■ EXERCISE PROMPT
Take the line containing "Convert this screenshot" and all lines after it, through the end of the material, and repeat them exactly, pictures left out.

═══ SUPPLIED INFORMATION ═══

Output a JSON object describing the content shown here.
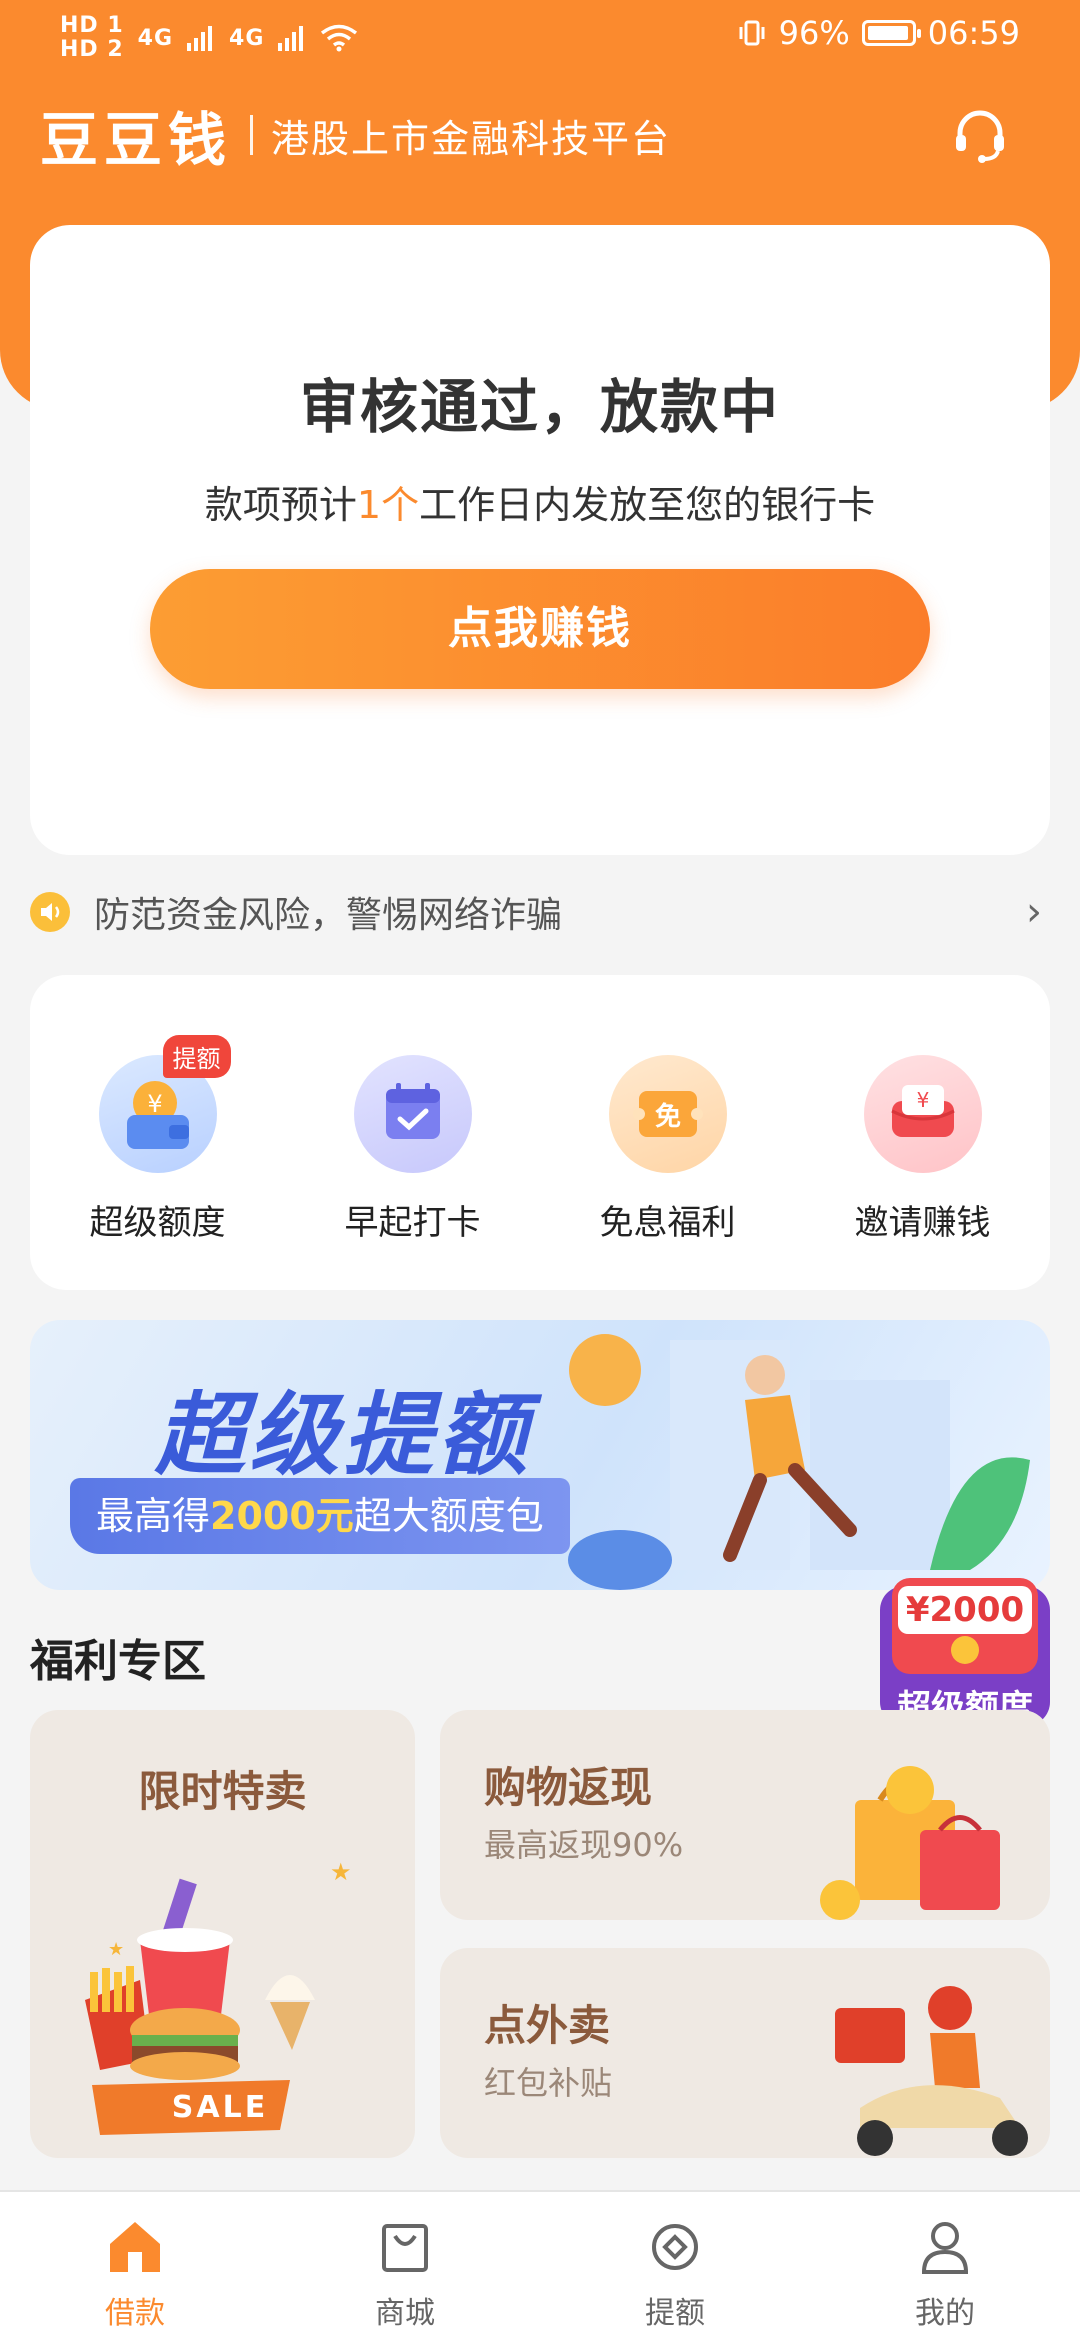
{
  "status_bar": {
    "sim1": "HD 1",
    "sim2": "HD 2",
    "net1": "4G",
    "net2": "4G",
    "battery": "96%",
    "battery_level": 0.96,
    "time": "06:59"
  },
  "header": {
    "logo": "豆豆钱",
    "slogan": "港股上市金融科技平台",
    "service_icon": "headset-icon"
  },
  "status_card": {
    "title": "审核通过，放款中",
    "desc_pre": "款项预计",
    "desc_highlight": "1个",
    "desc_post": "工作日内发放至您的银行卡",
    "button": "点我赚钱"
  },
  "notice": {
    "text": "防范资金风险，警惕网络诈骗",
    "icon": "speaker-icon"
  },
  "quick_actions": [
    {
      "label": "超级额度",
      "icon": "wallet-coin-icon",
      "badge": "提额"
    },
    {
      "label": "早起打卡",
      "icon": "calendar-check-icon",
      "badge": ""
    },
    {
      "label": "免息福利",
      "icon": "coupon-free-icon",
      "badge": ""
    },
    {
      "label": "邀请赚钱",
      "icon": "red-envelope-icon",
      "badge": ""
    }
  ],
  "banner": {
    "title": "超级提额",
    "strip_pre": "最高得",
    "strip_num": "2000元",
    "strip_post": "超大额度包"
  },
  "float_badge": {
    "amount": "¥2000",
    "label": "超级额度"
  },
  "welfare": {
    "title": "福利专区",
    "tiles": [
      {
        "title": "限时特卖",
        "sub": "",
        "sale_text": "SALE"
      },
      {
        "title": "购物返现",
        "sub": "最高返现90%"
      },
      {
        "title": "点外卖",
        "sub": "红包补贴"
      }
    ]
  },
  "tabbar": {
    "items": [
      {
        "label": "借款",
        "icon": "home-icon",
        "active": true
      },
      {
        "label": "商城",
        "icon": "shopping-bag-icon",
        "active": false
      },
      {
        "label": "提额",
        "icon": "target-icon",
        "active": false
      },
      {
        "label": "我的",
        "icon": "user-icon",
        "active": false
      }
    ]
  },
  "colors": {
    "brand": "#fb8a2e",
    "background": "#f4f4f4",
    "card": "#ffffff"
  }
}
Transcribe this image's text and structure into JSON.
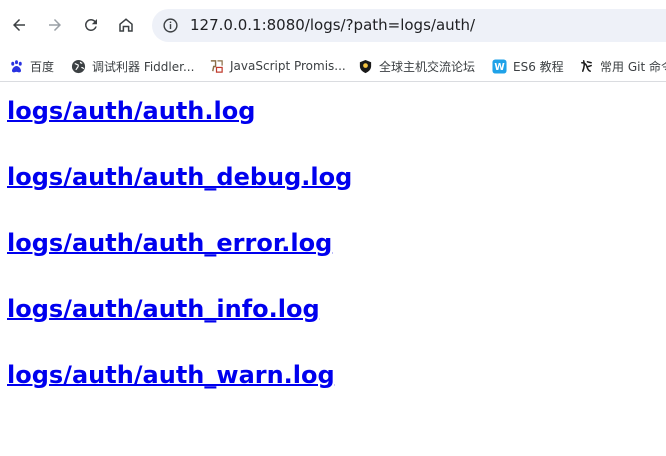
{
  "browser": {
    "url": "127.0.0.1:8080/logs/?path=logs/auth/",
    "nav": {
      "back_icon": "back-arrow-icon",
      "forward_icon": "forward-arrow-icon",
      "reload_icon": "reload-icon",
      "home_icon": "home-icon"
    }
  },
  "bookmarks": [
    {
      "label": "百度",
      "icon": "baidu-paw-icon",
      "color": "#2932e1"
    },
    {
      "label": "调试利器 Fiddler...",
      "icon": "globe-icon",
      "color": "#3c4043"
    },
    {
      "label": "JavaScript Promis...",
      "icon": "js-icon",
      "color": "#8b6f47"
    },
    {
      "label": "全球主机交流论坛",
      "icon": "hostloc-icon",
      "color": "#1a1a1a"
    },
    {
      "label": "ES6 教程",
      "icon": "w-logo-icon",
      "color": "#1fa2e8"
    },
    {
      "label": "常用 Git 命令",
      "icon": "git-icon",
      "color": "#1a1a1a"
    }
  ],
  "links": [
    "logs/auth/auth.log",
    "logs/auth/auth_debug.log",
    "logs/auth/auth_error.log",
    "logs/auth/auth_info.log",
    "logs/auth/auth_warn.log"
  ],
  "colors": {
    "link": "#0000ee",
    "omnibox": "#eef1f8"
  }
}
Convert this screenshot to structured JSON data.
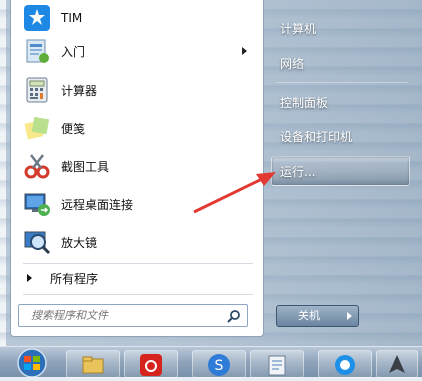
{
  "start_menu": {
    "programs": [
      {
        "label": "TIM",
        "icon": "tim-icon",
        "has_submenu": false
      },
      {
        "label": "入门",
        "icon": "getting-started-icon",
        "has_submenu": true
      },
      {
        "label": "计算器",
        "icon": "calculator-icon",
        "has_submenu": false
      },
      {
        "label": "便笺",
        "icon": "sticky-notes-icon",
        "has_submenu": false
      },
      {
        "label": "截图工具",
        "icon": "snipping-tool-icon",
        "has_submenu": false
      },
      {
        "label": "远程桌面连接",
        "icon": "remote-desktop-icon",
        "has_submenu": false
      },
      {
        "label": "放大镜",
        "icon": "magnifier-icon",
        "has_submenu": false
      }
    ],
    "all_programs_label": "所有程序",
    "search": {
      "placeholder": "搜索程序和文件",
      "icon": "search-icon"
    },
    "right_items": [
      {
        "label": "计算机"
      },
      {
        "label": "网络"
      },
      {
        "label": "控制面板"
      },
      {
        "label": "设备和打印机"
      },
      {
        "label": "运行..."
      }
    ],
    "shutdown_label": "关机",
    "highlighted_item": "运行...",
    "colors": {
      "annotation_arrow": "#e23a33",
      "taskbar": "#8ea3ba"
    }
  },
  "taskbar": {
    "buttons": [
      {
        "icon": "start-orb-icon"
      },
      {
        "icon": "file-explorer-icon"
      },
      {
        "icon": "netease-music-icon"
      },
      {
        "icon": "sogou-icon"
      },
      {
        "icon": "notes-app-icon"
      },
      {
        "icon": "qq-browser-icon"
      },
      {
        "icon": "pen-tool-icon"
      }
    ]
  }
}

═══

■ ANSWER TO THIS TASK
Convert this screenshot to structured JSON data.
{
  "start_menu": {
    "programs": [
      {
        "label": "TIM",
        "icon": "tim-icon",
        "has_submenu": false
      },
      {
        "label": "入门",
        "icon": "getting-started-icon",
        "has_submenu": true
      },
      {
        "label": "计算器",
        "icon": "calculator-icon",
        "has_submenu": false
      },
      {
        "label": "便笺",
        "icon": "sticky-notes-icon",
        "has_submenu": false
      },
      {
        "label": "截图工具",
        "icon": "snipping-tool-icon",
        "has_submenu": false
      },
      {
        "label": "远程桌面连接",
        "icon": "remote-desktop-icon",
        "has_submenu": false
      },
      {
        "label": "放大镜",
        "icon": "magnifier-icon",
        "has_submenu": false
      }
    ],
    "all_programs_label": "所有程序",
    "search": {
      "placeholder": "搜索程序和文件",
      "icon": "search-icon"
    },
    "right_items": [
      {
        "label": "计算机"
      },
      {
        "label": "网络"
      },
      {
        "label": "控制面板"
      },
      {
        "label": "设备和打印机"
      },
      {
        "label": "运行..."
      }
    ],
    "shutdown_label": "关机",
    "highlighted_item": "运行...",
    "colors": {
      "annotation_arrow": "#e23a33",
      "taskbar": "#8ea3ba"
    }
  },
  "taskbar": {
    "buttons": [
      {
        "icon": "start-orb-icon"
      },
      {
        "icon": "file-explorer-icon"
      },
      {
        "icon": "netease-music-icon"
      },
      {
        "icon": "sogou-icon"
      },
      {
        "icon": "notes-app-icon"
      },
      {
        "icon": "qq-browser-icon"
      },
      {
        "icon": "pen-tool-icon"
      }
    ]
  }
}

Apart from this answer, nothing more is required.